"""

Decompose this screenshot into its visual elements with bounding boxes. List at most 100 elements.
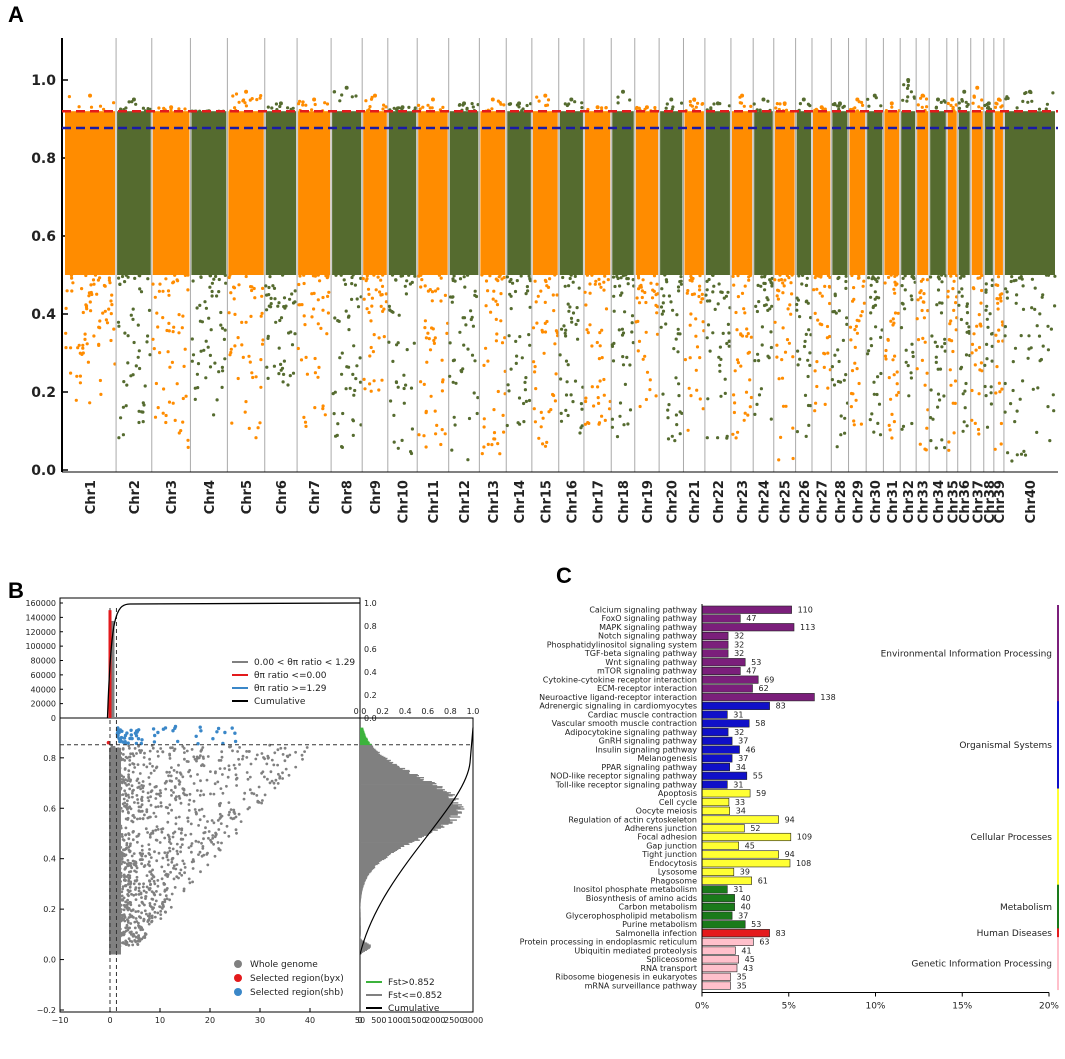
- snp-point: [776, 288, 780, 292]
- genome-point: [123, 878, 127, 881]
- snp-point: [1011, 388, 1015, 393]
- snp-point: [482, 425, 486, 429]
- snp-point: [204, 339, 208, 343]
- pathway-bar: [701, 745, 740, 754]
- snp-point: [1026, 100, 1030, 104]
- snp-point: [492, 431, 497, 435]
- genome-point: [197, 840, 201, 844]
- snp-point: [362, 377, 366, 381]
- snp-point: [820, 294, 824, 298]
- side-hist-bar: [360, 878, 366, 881]
- snp-point: [748, 405, 752, 409]
- snp-point: [603, 418, 607, 422]
- genome-point: [177, 827, 181, 831]
- chromosome-points-chr10: [387, 105, 417, 456]
- core-block: [849, 111, 866, 275]
- genome-point: [225, 824, 229, 828]
- snp-point: [612, 294, 616, 298]
- max-point: [131, 97, 136, 102]
- snp-point: [1005, 290, 1009, 294]
- snp-point: [564, 334, 568, 338]
- snp-point: [517, 396, 522, 400]
- snp-point: [313, 406, 317, 410]
- snp-point: [789, 281, 793, 285]
- snp-point: [760, 325, 765, 329]
- genome-point: [168, 803, 172, 807]
- side-hist-bar: [360, 881, 365, 884]
- snp-point: [795, 302, 799, 307]
- chromosome-points-chr1: [64, 93, 117, 405]
- genome-point: [165, 872, 168, 876]
- snp-point: [131, 317, 135, 321]
- genome-point: [216, 841, 220, 844]
- shb-point: [233, 731, 237, 735]
- snp-point: [440, 358, 444, 362]
- snp-point: [540, 328, 544, 332]
- snp-point: [372, 333, 376, 337]
- snp-point: [1046, 348, 1050, 352]
- max-point: [782, 101, 787, 106]
- side-hist-bar: [360, 736, 367, 738]
- snp-point: [171, 330, 175, 334]
- side-hist-bar: [360, 886, 364, 889]
- snp-point: [544, 279, 548, 284]
- snp-point: [85, 342, 89, 346]
- genome-point: [127, 846, 131, 849]
- side-hist-bar: [360, 902, 361, 904]
- snp-point: [818, 291, 822, 295]
- snp-point: [636, 349, 640, 353]
- snp-point: [272, 286, 277, 290]
- snp-point: [815, 384, 819, 389]
- genome-point: [163, 836, 167, 840]
- genome-point: [137, 886, 141, 890]
- genome-point: [263, 757, 266, 761]
- shb-point: [153, 733, 157, 738]
- snp-point: [884, 348, 888, 353]
- snp-point: [325, 332, 329, 336]
- shb-point: [176, 739, 180, 744]
- snp-point: [826, 351, 830, 355]
- snp-point: [288, 374, 292, 378]
- genome-point: [129, 752, 133, 756]
- snp-point: [719, 357, 723, 361]
- snp-point: [606, 278, 610, 282]
- shb-point: [173, 724, 178, 729]
- snp-point: [937, 277, 942, 281]
- genome-point: [128, 787, 132, 791]
- snp-point: [351, 273, 355, 277]
- snp-point: [939, 311, 944, 315]
- snp-point: [659, 325, 663, 329]
- snp-point: [756, 283, 760, 287]
- genome-point: [239, 820, 243, 823]
- snp-point: [1053, 304, 1057, 308]
- genome-point: [146, 816, 150, 820]
- snp-point: [781, 326, 785, 330]
- genome-point: [238, 746, 242, 749]
- chromosome-points-chr38: [983, 101, 995, 429]
- snp-point: [316, 322, 320, 326]
- snp-point: [145, 340, 149, 344]
- genome-point: [125, 783, 129, 787]
- side-hist-bar: [360, 786, 443, 788]
- genome-point: [284, 767, 288, 771]
- snp-point: [279, 316, 284, 320]
- genome-point: [145, 874, 149, 877]
- side-hist-bar: [360, 822, 453, 824]
- snp-point: [901, 424, 906, 428]
- snp-point: [312, 307, 316, 311]
- pathway-value: 53: [751, 658, 761, 667]
- snp-point: [713, 307, 717, 311]
- snp-point: [1046, 324, 1050, 328]
- pathway-value: 83: [776, 929, 786, 938]
- side-hist-bar: [360, 879, 366, 882]
- chromosome-label: Chr2: [128, 480, 143, 514]
- pathway-value: 40: [741, 894, 751, 903]
- snp-point: [161, 411, 165, 415]
- max-point: [872, 93, 877, 98]
- snp-point: [754, 304, 758, 308]
- snp-point: [1004, 287, 1008, 291]
- core-block: [388, 111, 417, 275]
- snp-point: [326, 311, 330, 315]
- snp-point: [353, 388, 357, 393]
- snp-point: [317, 365, 321, 369]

"""

- **EXERCISE GOAL**
Throughout the material above, find every line holding "block" and copy it.

- **RESPONSE**
- core-block: [849, 111, 866, 275]
- core-block: [388, 111, 417, 275]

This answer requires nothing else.